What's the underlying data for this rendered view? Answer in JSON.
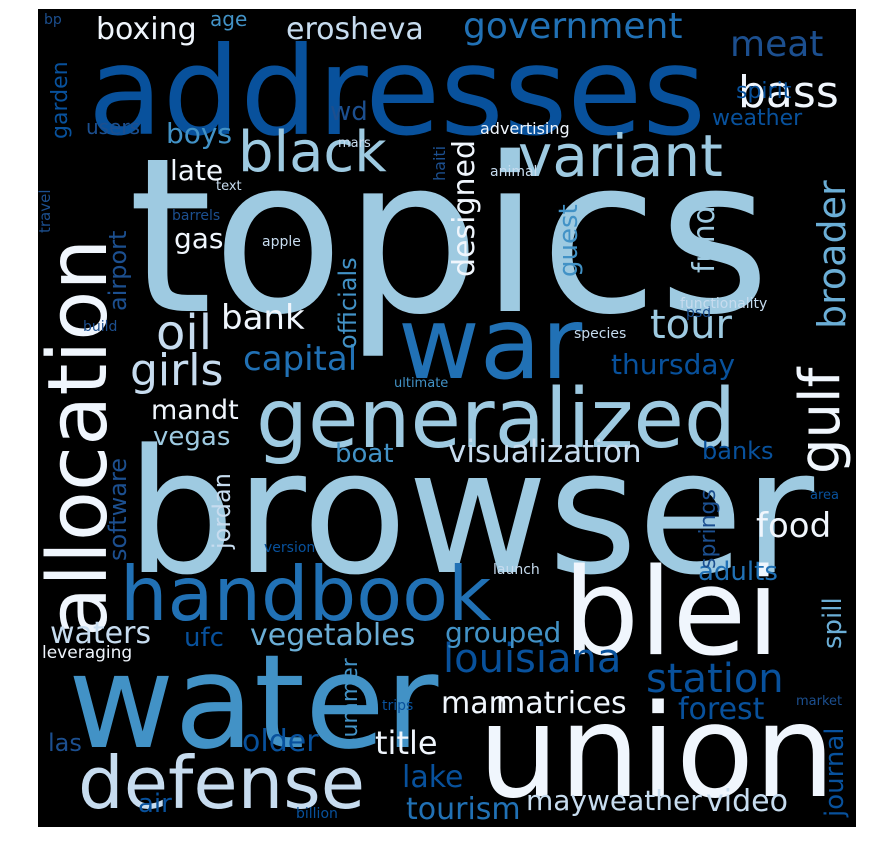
{
  "words": {
    "topics": "topics",
    "browser": "browser",
    "addresses": "addresses",
    "water": "water",
    "union": "union",
    "blei": "blei",
    "war": "war",
    "generalized": "generalized",
    "allocation": "allocation",
    "handbook": "handbook",
    "defense": "defense",
    "variant": "variant",
    "black": "black",
    "louisiana": "louisiana",
    "gulf": "gulf",
    "oil": "oil",
    "girls": "girls",
    "bass": "bass",
    "broader": "broader",
    "government": "government",
    "erosheva": "erosheva",
    "boxing": "boxing",
    "meat": "meat",
    "tour": "tour",
    "bank": "bank",
    "capital": "capital",
    "visualization": "visualization",
    "station": "station",
    "food": "food",
    "matrices": "matrices",
    "man": "man",
    "title": "title",
    "older": "older",
    "mayweather": "mayweather",
    "video": "video",
    "tourism": "tourism",
    "lake": "lake",
    "waters": "waters",
    "vegetables": "vegetables",
    "grouped": "grouped",
    "forest": "forest",
    "adults": "adults",
    "spill": "spill",
    "journal": "journal",
    "designed": "designed",
    "fund": "fund",
    "guest": "guest",
    "officials": "officials",
    "airport": "airport",
    "software": "software",
    "jordan": "jordan",
    "summer": "summer",
    "springs": "springs",
    "banks": "banks",
    "thursday": "thursday",
    "mandt": "mandt",
    "vegas": "vegas",
    "boat": "boat",
    "gas": "gas",
    "late": "late",
    "boys": "boys",
    "users": "users",
    "garden": "garden",
    "bp": "bp",
    "age": "age",
    "wd": "wd",
    "spirit": "spirit",
    "weather": "weather",
    "advertising": "advertising",
    "mars": "mars",
    "haiti": "haiti",
    "animal": "animal",
    "text": "text",
    "travel": "travel",
    "barrels": "barrels",
    "apple": "apple",
    "build": "build",
    "psd": "psd",
    "functionality": "functionality",
    "species": "species",
    "ultimate": "ultimate",
    "version": "version",
    "launch": "launch",
    "leveraging": "leveraging",
    "ufc": "ufc",
    "las": "las",
    "air": "air",
    "trips": "trips",
    "market": "market",
    "area": "area",
    "billion": "billion"
  }
}
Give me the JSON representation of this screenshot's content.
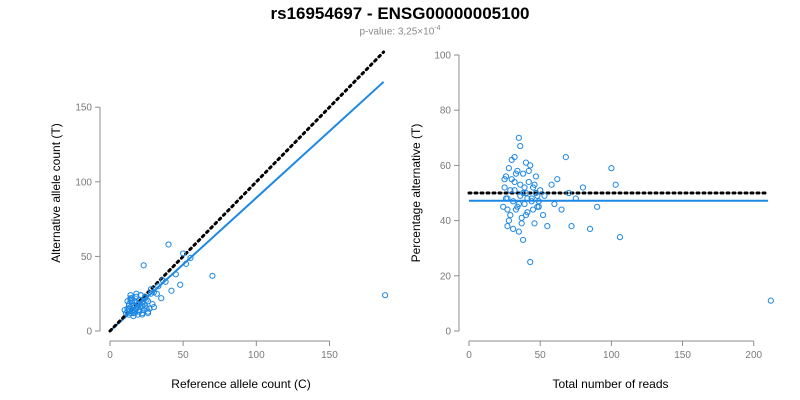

########################################

» **PROBLEM**
Repeat the records word for word. Any picture in them should be left out.

» **PROBLEM SOLUTION**
What's the underlying data for this rendered view? Answer in JSON.
{
  "words": {
    "topics": "topics",
    "browser": "browser",
    "addresses": "addresses",
    "water": "water",
    "union": "union",
    "blei": "blei",
    "war": "war",
    "generalized": "generalized",
    "allocation": "allocation",
    "handbook": "handbook",
    "defense": "defense",
    "variant": "variant",
    "black": "black",
    "louisiana": "louisiana",
    "gulf": "gulf",
    "oil": "oil",
    "girls": "girls",
    "bass": "bass",
    "broader": "broader",
    "government": "government",
    "erosheva": "erosheva",
    "boxing": "boxing",
    "meat": "meat",
    "tour": "tour",
    "bank": "bank",
    "capital": "capital",
    "visualization": "visualization",
    "station": "station",
    "food": "food",
    "matrices": "matrices",
    "man": "man",
    "title": "title",
    "older": "older",
    "mayweather": "mayweather",
    "video": "video",
    "tourism": "tourism",
    "lake": "lake",
    "waters": "waters",
    "vegetables": "vegetables",
    "grouped": "grouped",
    "forest": "forest",
    "adults": "adults",
    "spill": "spill",
    "journal": "journal",
    "designed": "designed",
    "fund": "fund",
    "guest": "guest",
    "officials": "officials",
    "airport": "airport",
    "software": "software",
    "jordan": "jordan",
    "summer": "summer",
    "springs": "springs",
    "banks": "banks",
    "thursday": "thursday",
    "mandt": "mandt",
    "vegas": "vegas",
    "boat": "boat",
    "gas": "gas",
    "late": "late",
    "boys": "boys",
    "users": "users",
    "garden": "garden",
    "bp": "bp",
    "age": "age",
    "wd": "wd",
    "spirit": "spirit",
    "weather": "weather",
    "advertising": "advertising",
    "mars": "mars",
    "haiti": "haiti",
    "animal": "animal",
    "text": "text",
    "travel": "travel",
    "barrels": "barrels",
    "apple": "apple",
    "build": "build",
    "psd": "psd",
    "functionality": "functionality",
    "species": "species",
    "ultimate": "ultimate",
    "version": "version",
    "launch": "launch",
    "leveraging": "leveraging",
    "ufc": "ufc",
    "las": "las",
    "air": "air",
    "trips": "trips",
    "market": "market",
    "area": "area",
    "billion": "billion"
  }
}
Give me the JSON representation of this screenshot's content.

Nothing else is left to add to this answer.